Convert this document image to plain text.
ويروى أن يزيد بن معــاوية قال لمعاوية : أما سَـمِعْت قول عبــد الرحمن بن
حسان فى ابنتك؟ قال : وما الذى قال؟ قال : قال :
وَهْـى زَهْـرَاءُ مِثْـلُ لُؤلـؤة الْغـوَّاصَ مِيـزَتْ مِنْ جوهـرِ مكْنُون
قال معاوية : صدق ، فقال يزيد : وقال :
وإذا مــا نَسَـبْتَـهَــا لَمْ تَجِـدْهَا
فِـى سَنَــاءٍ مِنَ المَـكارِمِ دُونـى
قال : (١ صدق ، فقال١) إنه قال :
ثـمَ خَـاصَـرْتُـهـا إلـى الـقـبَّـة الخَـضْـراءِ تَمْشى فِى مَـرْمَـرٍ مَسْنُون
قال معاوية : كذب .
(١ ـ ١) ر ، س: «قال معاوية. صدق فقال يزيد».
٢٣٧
# # #
> Instructions for the task: Retype the listing. Match it exactly.

> Answer for this exercise:
Convert this document image to plain text.
ويروى أن يزيد بن معــاوية قال لمعاوية : أما سَـمِعْت قول عبــد الرحمن بن
حسان فى ابنتك؟ قال : وما الذى قال؟ قال : قال :
وَهْـى زَهْـرَاءُ مِثْـلُ لُؤلـؤة الْغـوَّاصَ مِيـزَتْ مِنْ جوهـرِ مكْنُون
قال معاوية : صدق ، فقال يزيد : وقال :
وإذا مــا نَسَـبْتَـهَــا لَمْ تَجِـدْهَا
فِـى سَنَــاءٍ مِنَ المَـكارِمِ دُونـى
قال : (١ صدق ، فقال١) إنه قال :
ثـمَ خَـاصَـرْتُـهـا إلـى الـقـبَّـة الخَـضْـراءِ تَمْشى فِى مَـرْمَـرٍ مَسْنُون
قال معاوية : كذب .
(١ ـ ١) ر ، س: «قال معاوية. صدق فقال يزيد».
٢٣٧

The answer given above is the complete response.